> ESTRATTO DEL DOCUMENTO
################

Sentenza Sentenza Cassazione Civile n. 3312 del 03/02/2022

Cassazione civile sez. trib., 03/02/2022, (ud. 25/06/2021, dep. 03/02/2022), n.3312

LA CORTE SUPREMA DI CASSAZIONE

SEZIONE TRIBUTARIA

Composta dagli Ill.mi Sigg.ri Magistrati:

Dott. VIRGILIO Biagio – Presidente –

Dott. FUOCHI TINARELLI Giuseppe – Consigliere –

Dott. CATALLOZZI Paolo – Consigliere –

Dott. GORI Pierpaolo – Consigliere –

Dott. FANTICINI Giovanni – rel. Consigliere –

ha pronunciato la seguente:

ORDINANZA

sul ricorso 24394-2015 proposto da:

FONDAZIONE TEATRO NAPOLI, in persona del legale rappresentante pro

tempore, elettivamente domiciliata in ROMA, VIALE B. BUOZZI 77,

presso lo studio dell’avvocato ENZO MARIA SERRELLI, rappresentata e

difesa dagli avvocati GIUSEPPE FIMIANI e GIOVANNI PALMA;

– ricorrente –

contro

COMUNE DI NAPOLI, in persona del Sindaco pro tempore, elettivamente

domiciliato in ROMA, VIA FRANCESCO DENZA 50-A, presso lo studio

dell’avvocato NICOLA LAURENTI, rappresentato e difeso dall’avvocato

FABIO MARIA FERRARI;

AGENZIA DELLE ENTRATE DI NAPOLI, DIREZIONE PROVINCIALE, elettivamente

domiciliata in ROMA, VIA DEI PORTOGHESI 12, presso l’AVVOCATURA

GENERALE DELLO STATO, che la rappresenta e difende;

EQUITALIA SUD SPA, in persona del legale rappresentante pro tempore,

elettivamente domiciliata in ROMA, VIA NOMENTANA 91, presso lo

studio dell’avvocato GIOVANNI BEATRICE, rappresentata e difesa

dall’avvocato FRANCESCO AMODIO;

– controricorrenti –

avverso la sentenza n. 2560/2015 della COMM. TRIB. REG. CAMPANIA,

depositata il 16/03/2015;

udita la relazione della causa svolta nella camera di consiglio del

25/06/2021 dal Consigliere Dott. GIOVANNI FANTICINI.

 

Fatto

RILEVATO

che:

– con atto notificato all’Agenzia delle Entrate, all’agente della riscossione Equitalia Sud e al Comune di Napoli, la Fondazione Teatro di Napoli impugnava, allegando estratti di ruolo, 45 cartelle di pagamento eccependone l’inesistenza (o comunque la nullità) per difetto di notifica e sostenendo altresì la prescrizione della pretesa tributaria e l’invalidità degli atti impositivi presupposti;

– la C.T.P. di Napoli respingeva integralmente il ricorso della Fondazione;

– la C.T.R. della Campania – con la sentenza n. 2560 del 16/3/2015 – respingeva l’appello avanzato dalla medesima Fondazione;

– avverso tale decisione la Fondazione Teatro di Napoli ha proposto ricorso per cassazione basato su due motivi;

– resistono con controricorso l’Agenzia delle Entrate, il Comune di Napoli ed Equitalia Sud, il cui difensore ha anche depositato memoria ai sensi dell’art. 380-bis.1 c.p.c..

################

> QUESITI PROPOSTI
1 - Secondo l'ordinanza, quante cartelle di pagamento ha impugnato la Fondazione Teatro di Napoli?
2 - Prosegua l'ordinanza della Cassazione sul ricorso della Fondazione Teatro di Napoli, riprendendo dopo l'ultima frase riportata.
L'elenco costituisce materiale a sé stante, distinto dall'ordinanza.

> DATI ARCHIVIATI
################

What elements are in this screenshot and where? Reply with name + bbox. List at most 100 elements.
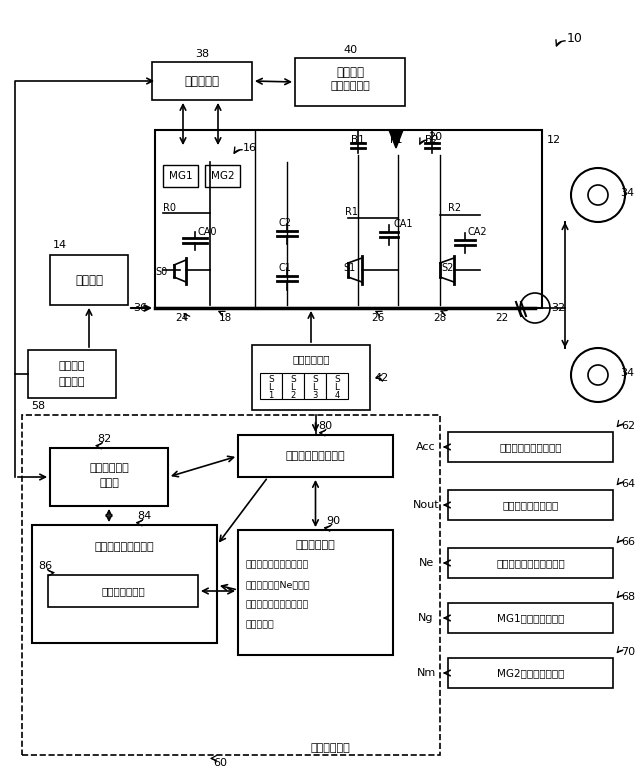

################

> RISPOSTE AI QUESITI
1 - 45 cartelle di pagamento.

2 -
Diritto

CONSIDERATO

che:

1. Preliminarmente, si deve esaminare l’ammissibilità della memoria depositata dal difensore di Equitalia Sud S.p.A. in data 15/6/2021.

La questione – che travalica il caso concreto (per il quale vale, comunque, il principio di insensibilità del giudizio di cassazione agli eventi occorsi successivamente al suo inizio) e attiene, più in generale, allo svolgimento di attività difensive compiute nell’interesse di Equitalia dopo l’1/7/2017 – riguarda un ulteriore profilo della controversa successione ai sensi del D.L. n. 193 del 2016, ex art. 1, secondo cui Agenzia delle Entrate – Riscossione “subentra, a titolo universale, nei rapporti giuridici attivi e passivi, anche processuali, delle società del Gruppo Equitalia” (comma 3), le quali “sono sciolte,… cancellate d’ufficio dal registro delle imprese ed estinte, senza che sia esperita alcuna procedura di liquidazione” (comma 1).

La vicenda successoria ha trovato un univoco inquadramento nella recente decisione di Cass., Sez. U, Sentenza n. 15911 dell’8/6/2021: “La successione “a titolo universale, nei rapporti giuridici attivi e passivi, anche processuali”, di Agenzia delle Entrate-Riscossione alle società del gruppo Equitalia, prevista dal D.L. n. 193 del 2016, art. 1, comma 3, conv. dalla L. n. 225 del 2016, pur costituendo una fattispecie estintiva riconducibile al subentro in universum ius, riguarda il trasferimento tra enti pubblici, senza soluzione di continuità, del munus publicum riferito all’attività della riscossione, con la conseguenza che il fenomeno non comporta la necessità d’interruzione del processo in relazione a quanto disposto dagli artt. 299 e 300 c.p.c.”.

Già in precedenza le Sezioni Unite di questa Corte avevano statuito che – “dinanzi alla notorietà del fatto dell’estinzione del mandante”, essendo Equitalia “un soggetto pacificamente non più esistente per disposizione di legge necessariamente conosciuta dalla generalità dei consociati” – deve escludersi nella fattispecie l’operatività del principio di ultrattività del mandato (legittimato da Cass., Sez. U, Sentenza n. 15295 del 4/7/2014) e, dunque, la validità della notifica dell’impugnazione eseguita presso il difensore nominato dal precedente agente della riscossione (Cass., Sez. U, Ordinanza interlocutoria n. 2087 del 30/1/2020; Cass., Sez. U, Sentenza n. 4845 del 23/2/2021).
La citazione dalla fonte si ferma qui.